*Task statement*.
Search the listing below for the string "this" and copy every line where it occurs.

*Extracted information*.
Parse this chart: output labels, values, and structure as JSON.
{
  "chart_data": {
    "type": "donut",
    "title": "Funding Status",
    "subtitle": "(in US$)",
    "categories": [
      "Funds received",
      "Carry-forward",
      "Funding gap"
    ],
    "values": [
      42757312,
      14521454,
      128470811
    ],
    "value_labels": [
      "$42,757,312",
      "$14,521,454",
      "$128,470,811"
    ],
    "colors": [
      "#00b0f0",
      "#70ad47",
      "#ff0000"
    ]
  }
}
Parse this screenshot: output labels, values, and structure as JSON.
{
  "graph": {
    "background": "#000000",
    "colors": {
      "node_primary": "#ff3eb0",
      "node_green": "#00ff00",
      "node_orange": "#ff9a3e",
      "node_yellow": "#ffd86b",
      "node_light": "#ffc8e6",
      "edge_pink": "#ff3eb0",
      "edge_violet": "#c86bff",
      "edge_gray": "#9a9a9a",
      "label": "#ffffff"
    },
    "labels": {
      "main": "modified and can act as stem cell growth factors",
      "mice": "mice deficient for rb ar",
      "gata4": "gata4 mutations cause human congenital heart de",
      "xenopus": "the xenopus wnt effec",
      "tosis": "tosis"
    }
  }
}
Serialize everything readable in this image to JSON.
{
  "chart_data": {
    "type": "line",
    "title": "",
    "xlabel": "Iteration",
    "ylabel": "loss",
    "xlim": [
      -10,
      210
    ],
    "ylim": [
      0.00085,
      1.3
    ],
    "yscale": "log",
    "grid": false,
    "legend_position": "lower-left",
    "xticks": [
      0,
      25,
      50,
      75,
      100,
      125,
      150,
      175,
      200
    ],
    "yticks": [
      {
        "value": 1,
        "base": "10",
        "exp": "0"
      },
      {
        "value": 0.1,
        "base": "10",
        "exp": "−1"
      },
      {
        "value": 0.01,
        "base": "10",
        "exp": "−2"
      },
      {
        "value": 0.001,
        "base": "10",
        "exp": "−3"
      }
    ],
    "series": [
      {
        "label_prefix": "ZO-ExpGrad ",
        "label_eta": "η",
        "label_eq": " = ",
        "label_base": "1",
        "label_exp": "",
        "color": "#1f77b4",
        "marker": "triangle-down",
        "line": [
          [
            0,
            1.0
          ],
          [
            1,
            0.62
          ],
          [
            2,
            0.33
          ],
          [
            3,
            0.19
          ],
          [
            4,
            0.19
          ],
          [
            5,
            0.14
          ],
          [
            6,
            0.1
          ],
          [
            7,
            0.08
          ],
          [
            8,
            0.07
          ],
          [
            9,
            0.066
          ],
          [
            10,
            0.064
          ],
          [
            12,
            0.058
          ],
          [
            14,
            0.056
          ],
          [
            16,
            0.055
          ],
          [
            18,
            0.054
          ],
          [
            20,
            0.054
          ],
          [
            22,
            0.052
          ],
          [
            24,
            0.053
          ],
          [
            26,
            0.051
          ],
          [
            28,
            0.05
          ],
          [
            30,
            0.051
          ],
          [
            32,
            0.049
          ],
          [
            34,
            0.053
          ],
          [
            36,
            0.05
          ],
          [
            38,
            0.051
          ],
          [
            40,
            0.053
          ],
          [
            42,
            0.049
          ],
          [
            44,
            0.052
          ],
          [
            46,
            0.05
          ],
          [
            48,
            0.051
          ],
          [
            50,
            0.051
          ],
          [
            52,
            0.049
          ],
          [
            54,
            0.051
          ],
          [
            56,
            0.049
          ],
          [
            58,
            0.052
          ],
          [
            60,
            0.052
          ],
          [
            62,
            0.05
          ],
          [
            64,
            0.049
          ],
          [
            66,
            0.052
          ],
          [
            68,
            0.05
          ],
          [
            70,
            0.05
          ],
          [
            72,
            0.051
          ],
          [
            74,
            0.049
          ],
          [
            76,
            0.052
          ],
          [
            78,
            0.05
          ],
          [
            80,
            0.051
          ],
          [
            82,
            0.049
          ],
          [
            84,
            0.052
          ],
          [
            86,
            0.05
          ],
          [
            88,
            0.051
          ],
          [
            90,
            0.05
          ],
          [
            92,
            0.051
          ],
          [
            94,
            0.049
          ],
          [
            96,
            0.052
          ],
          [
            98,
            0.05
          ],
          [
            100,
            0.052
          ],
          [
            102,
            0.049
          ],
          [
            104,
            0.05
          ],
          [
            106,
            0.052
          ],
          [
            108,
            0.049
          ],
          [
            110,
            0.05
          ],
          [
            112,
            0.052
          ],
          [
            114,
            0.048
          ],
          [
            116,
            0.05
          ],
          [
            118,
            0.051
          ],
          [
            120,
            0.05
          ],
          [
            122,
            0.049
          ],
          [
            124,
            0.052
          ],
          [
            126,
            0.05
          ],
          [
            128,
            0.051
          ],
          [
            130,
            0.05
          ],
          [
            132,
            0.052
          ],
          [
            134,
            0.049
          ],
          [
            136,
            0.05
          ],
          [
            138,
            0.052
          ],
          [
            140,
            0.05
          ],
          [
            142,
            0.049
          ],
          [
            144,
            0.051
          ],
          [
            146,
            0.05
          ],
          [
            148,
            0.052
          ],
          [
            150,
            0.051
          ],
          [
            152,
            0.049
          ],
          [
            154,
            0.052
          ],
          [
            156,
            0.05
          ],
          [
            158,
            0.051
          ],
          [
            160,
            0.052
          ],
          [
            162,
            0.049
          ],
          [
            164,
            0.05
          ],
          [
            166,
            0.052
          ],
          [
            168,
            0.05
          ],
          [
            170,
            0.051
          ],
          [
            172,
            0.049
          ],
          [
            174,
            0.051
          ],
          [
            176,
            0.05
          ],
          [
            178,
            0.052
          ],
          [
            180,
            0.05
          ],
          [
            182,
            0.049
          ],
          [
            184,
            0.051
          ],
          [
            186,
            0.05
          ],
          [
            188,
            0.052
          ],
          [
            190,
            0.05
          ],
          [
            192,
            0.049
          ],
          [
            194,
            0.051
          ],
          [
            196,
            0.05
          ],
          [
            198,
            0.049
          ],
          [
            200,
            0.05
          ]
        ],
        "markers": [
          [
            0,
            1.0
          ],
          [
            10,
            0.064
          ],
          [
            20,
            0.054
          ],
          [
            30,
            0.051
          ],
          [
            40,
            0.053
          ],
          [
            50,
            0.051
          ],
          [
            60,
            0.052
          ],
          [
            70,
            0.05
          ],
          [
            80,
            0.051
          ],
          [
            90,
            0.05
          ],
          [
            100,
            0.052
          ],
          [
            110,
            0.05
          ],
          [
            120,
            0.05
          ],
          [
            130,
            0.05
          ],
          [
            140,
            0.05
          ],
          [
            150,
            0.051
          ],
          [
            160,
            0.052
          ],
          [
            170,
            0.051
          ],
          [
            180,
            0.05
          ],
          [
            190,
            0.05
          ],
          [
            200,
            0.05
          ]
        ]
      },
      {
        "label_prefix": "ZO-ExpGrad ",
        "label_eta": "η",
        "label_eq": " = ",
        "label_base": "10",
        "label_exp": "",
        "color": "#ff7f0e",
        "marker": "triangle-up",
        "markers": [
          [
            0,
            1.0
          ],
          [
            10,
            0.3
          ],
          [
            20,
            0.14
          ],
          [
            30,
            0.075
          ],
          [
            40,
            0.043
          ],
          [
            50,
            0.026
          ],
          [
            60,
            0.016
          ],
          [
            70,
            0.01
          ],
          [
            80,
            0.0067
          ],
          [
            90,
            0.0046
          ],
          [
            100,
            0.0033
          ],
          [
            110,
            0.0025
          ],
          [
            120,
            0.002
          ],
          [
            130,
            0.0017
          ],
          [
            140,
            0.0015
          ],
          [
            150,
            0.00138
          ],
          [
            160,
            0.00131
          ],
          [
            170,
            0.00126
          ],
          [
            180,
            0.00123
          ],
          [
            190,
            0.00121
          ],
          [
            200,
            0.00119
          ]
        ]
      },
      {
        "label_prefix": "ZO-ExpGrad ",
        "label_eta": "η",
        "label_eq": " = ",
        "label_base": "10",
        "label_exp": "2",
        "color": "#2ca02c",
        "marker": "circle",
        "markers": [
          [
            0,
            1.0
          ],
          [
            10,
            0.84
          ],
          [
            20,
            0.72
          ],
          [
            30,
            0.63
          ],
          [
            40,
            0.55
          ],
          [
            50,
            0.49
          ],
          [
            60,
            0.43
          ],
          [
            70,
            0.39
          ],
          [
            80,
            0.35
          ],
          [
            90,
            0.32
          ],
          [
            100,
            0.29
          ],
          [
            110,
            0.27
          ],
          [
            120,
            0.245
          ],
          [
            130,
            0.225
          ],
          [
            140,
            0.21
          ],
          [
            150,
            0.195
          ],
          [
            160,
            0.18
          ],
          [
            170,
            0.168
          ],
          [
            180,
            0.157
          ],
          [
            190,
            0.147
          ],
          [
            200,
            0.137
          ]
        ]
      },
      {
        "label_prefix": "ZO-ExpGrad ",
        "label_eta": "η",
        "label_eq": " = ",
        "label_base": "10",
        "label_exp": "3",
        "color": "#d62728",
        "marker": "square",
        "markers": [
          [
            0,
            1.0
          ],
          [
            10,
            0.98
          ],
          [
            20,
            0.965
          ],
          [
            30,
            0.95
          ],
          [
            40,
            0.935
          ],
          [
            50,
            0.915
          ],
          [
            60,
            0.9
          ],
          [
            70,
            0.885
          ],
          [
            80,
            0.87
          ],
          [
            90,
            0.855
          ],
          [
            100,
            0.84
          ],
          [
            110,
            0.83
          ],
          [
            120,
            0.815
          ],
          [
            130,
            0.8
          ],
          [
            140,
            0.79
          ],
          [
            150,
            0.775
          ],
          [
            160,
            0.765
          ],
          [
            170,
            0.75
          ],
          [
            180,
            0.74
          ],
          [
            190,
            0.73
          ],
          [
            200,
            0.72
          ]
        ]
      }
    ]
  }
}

*Written response*.
Parse this chart: output labels, values, and structure as JSON.
Parse this screenshot: output labels, values, and structure as JSON.
Serialize everything readable in this image to JSON.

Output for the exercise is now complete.